Saved data entries

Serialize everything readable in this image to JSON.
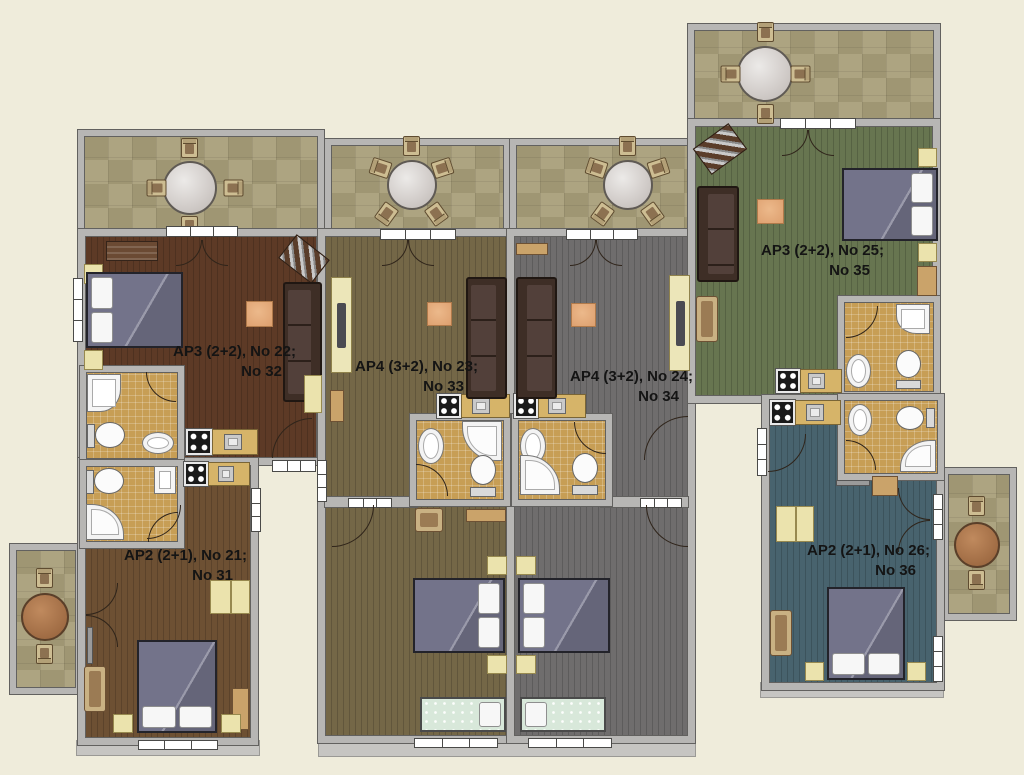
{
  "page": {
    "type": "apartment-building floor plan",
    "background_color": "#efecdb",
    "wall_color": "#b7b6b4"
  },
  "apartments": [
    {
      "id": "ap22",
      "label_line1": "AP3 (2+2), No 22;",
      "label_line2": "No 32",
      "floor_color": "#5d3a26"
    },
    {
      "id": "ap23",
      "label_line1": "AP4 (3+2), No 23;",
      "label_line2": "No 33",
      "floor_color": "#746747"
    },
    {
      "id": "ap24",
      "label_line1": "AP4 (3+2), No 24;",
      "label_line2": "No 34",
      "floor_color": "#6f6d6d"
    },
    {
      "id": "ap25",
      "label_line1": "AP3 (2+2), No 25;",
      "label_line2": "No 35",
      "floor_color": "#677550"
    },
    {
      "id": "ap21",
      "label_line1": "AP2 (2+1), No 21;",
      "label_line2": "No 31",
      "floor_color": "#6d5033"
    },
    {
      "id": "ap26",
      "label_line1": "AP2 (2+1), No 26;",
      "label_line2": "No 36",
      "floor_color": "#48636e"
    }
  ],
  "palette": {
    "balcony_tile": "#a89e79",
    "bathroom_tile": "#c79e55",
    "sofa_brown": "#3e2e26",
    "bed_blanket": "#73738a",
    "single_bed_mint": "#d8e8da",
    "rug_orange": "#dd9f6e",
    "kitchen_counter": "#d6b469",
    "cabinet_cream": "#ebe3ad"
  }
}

◆ THE PROBLEM
From the data above, write out everything exactly except the pictures.

◆ RESULT OF THE EXERCISE
Serialize everything readable in this image to JSON.
{
  "page": {
    "type": "apartment-building floor plan",
    "background_color": "#efecdb",
    "wall_color": "#b7b6b4"
  },
  "apartments": [
    {
      "id": "ap22",
      "label_line1": "AP3 (2+2), No 22;",
      "label_line2": "No 32",
      "floor_color": "#5d3a26"
    },
    {
      "id": "ap23",
      "label_line1": "AP4 (3+2), No 23;",
      "label_line2": "No 33",
      "floor_color": "#746747"
    },
    {
      "id": "ap24",
      "label_line1": "AP4 (3+2), No 24;",
      "label_line2": "No 34",
      "floor_color": "#6f6d6d"
    },
    {
      "id": "ap25",
      "label_line1": "AP3 (2+2), No 25;",
      "label_line2": "No 35",
      "floor_color": "#677550"
    },
    {
      "id": "ap21",
      "label_line1": "AP2 (2+1), No 21;",
      "label_line2": "No 31",
      "floor_color": "#6d5033"
    },
    {
      "id": "ap26",
      "label_line1": "AP2 (2+1), No 26;",
      "label_line2": "No 36",
      "floor_color": "#48636e"
    }
  ],
  "palette": {
    "balcony_tile": "#a89e79",
    "bathroom_tile": "#c79e55",
    "sofa_brown": "#3e2e26",
    "bed_blanket": "#73738a",
    "single_bed_mint": "#d8e8da",
    "rug_orange": "#dd9f6e",
    "kitchen_counter": "#d6b469",
    "cabinet_cream": "#ebe3ad"
  }
}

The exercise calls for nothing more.